**SHORT EXERCISE:**
Reproduce the entries below in full, word for word.
* * * * *
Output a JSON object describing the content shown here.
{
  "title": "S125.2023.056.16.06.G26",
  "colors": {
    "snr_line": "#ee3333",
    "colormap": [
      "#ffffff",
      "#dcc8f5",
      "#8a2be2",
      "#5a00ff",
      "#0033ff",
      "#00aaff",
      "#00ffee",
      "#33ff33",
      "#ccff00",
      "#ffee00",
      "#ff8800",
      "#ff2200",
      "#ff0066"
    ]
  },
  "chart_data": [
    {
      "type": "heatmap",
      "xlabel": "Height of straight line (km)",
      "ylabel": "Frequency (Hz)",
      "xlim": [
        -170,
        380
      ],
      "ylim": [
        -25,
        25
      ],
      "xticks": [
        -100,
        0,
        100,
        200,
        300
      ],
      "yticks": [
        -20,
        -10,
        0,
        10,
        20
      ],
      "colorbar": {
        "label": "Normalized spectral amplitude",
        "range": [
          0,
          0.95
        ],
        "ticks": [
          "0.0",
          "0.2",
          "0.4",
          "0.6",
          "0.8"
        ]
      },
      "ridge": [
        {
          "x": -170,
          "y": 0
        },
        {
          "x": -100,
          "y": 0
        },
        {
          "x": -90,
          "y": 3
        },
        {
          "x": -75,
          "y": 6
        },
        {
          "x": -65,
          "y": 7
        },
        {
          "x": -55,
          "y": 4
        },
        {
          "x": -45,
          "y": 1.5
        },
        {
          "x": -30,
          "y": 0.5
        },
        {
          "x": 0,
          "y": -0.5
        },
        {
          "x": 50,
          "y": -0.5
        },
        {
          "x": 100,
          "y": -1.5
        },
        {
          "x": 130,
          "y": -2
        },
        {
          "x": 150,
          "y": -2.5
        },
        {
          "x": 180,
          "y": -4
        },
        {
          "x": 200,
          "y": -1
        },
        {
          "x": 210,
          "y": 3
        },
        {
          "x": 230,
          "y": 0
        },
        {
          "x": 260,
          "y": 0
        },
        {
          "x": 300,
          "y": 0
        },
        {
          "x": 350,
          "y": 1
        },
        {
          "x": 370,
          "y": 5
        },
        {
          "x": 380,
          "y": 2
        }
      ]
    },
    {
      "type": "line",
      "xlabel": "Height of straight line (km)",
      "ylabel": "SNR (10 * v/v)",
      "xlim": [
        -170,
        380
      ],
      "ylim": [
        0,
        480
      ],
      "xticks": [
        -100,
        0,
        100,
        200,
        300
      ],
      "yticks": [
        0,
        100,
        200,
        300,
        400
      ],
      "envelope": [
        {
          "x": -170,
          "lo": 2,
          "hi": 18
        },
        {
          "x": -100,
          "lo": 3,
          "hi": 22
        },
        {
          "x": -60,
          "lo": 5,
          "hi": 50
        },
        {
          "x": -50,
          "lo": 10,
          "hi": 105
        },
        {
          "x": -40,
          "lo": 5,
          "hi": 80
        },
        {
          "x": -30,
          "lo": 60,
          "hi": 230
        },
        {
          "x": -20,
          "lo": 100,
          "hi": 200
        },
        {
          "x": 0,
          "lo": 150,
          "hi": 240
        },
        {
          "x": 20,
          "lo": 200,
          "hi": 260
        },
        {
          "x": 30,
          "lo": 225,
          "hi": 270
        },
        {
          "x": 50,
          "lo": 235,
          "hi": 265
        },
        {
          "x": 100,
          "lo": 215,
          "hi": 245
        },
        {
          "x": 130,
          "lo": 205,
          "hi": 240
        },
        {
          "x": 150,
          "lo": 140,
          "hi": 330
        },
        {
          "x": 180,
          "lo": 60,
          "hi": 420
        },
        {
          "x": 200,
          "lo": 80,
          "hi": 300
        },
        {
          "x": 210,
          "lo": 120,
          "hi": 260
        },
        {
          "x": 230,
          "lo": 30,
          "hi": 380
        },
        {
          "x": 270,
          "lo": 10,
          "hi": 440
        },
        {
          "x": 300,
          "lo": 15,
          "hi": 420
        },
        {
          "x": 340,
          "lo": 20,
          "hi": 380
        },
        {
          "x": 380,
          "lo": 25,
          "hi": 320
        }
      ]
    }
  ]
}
* * * * *
**RESULT BELOW:**
Output a JSON object describing the content shown here.
{
  "title": "S125.2023.056.16.06.G26",
  "colors": {
    "snr_line": "#ee3333",
    "colormap": [
      "#ffffff",
      "#dcc8f5",
      "#8a2be2",
      "#5a00ff",
      "#0033ff",
      "#00aaff",
      "#00ffee",
      "#33ff33",
      "#ccff00",
      "#ffee00",
      "#ff8800",
      "#ff2200",
      "#ff0066"
    ]
  },
  "chart_data": [
    {
      "type": "heatmap",
      "xlabel": "Height of straight line (km)",
      "ylabel": "Frequency (Hz)",
      "xlim": [
        -170,
        380
      ],
      "ylim": [
        -25,
        25
      ],
      "xticks": [
        -100,
        0,
        100,
        200,
        300
      ],
      "yticks": [
        -20,
        -10,
        0,
        10,
        20
      ],
      "colorbar": {
        "label": "Normalized spectral amplitude",
        "range": [
          0,
          0.95
        ],
        "ticks": [
          "0.0",
          "0.2",
          "0.4",
          "0.6",
          "0.8"
        ]
      },
      "ridge": [
        {
          "x": -170,
          "y": 0
        },
        {
          "x": -100,
          "y": 0
        },
        {
          "x": -90,
          "y": 3
        },
        {
          "x": -75,
          "y": 6
        },
        {
          "x": -65,
          "y": 7
        },
        {
          "x": -55,
          "y": 4
        },
        {
          "x": -45,
          "y": 1.5
        },
        {
          "x": -30,
          "y": 0.5
        },
        {
          "x": 0,
          "y": -0.5
        },
        {
          "x": 50,
          "y": -0.5
        },
        {
          "x": 100,
          "y": -1.5
        },
        {
          "x": 130,
          "y": -2
        },
        {
          "x": 150,
          "y": -2.5
        },
        {
          "x": 180,
          "y": -4
        },
        {
          "x": 200,
          "y": -1
        },
        {
          "x": 210,
          "y": 3
        },
        {
          "x": 230,
          "y": 0
        },
        {
          "x": 260,
          "y": 0
        },
        {
          "x": 300,
          "y": 0
        },
        {
          "x": 350,
          "y": 1
        },
        {
          "x": 370,
          "y": 5
        },
        {
          "x": 380,
          "y": 2
        }
      ]
    },
    {
      "type": "line",
      "xlabel": "Height of straight line (km)",
      "ylabel": "SNR (10 * v/v)",
      "xlim": [
        -170,
        380
      ],
      "ylim": [
        0,
        480
      ],
      "xticks": [
        -100,
        0,
        100,
        200,
        300
      ],
      "yticks": [
        0,
        100,
        200,
        300,
        400
      ],
      "envelope": [
        {
          "x": -170,
          "lo": 2,
          "hi": 18
        },
        {
          "x": -100,
          "lo": 3,
          "hi": 22
        },
        {
          "x": -60,
          "lo": 5,
          "hi": 50
        },
        {
          "x": -50,
          "lo": 10,
          "hi": 105
        },
        {
          "x": -40,
          "lo": 5,
          "hi": 80
        },
        {
          "x": -30,
          "lo": 60,
          "hi": 230
        },
        {
          "x": -20,
          "lo": 100,
          "hi": 200
        },
        {
          "x": 0,
          "lo": 150,
          "hi": 240
        },
        {
          "x": 20,
          "lo": 200,
          "hi": 260
        },
        {
          "x": 30,
          "lo": 225,
          "hi": 270
        },
        {
          "x": 50,
          "lo": 235,
          "hi": 265
        },
        {
          "x": 100,
          "lo": 215,
          "hi": 245
        },
        {
          "x": 130,
          "lo": 205,
          "hi": 240
        },
        {
          "x": 150,
          "lo": 140,
          "hi": 330
        },
        {
          "x": 180,
          "lo": 60,
          "hi": 420
        },
        {
          "x": 200,
          "lo": 80,
          "hi": 300
        },
        {
          "x": 210,
          "lo": 120,
          "hi": 260
        },
        {
          "x": 230,
          "lo": 30,
          "hi": 380
        },
        {
          "x": 270,
          "lo": 10,
          "hi": 440
        },
        {
          "x": 300,
          "lo": 15,
          "hi": 420
        },
        {
          "x": 340,
          "lo": 20,
          "hi": 380
        },
        {
          "x": 380,
          "lo": 25,
          "hi": 320
        }
      ]
    }
  ]
}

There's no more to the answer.